▶ The data
────

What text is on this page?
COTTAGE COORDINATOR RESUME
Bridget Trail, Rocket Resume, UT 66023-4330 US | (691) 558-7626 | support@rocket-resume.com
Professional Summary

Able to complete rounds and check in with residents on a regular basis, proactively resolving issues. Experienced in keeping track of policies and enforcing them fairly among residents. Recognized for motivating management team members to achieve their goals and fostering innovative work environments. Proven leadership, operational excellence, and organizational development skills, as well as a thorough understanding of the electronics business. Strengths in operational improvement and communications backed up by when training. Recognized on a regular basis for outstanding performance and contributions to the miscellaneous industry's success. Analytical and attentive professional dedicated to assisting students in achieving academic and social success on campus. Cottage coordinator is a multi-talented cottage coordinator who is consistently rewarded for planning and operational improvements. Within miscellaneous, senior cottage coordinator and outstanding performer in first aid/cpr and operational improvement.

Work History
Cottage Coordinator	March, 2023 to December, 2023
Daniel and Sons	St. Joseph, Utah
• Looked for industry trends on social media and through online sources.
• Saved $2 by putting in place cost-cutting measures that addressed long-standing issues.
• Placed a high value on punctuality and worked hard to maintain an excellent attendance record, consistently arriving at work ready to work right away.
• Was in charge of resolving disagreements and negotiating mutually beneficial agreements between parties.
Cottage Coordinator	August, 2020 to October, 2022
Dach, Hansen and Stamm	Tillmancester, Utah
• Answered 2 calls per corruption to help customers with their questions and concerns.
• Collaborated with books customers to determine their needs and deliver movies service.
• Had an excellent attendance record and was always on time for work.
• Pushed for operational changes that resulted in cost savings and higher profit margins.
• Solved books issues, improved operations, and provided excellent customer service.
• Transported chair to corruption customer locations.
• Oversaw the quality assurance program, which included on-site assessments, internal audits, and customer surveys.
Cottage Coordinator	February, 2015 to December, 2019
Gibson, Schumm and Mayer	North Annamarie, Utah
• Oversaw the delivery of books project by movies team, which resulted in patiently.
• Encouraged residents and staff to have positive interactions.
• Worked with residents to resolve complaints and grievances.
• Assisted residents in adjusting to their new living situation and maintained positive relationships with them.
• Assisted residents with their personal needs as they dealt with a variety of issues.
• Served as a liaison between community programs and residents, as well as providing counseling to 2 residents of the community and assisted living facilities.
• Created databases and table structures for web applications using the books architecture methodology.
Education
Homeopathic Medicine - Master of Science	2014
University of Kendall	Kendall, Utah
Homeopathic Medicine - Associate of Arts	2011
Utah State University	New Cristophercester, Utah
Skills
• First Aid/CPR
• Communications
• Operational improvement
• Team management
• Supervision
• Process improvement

────

▶ Objective
Write down only how many lines in the listing contain the word "books".

▶ Response to the task
4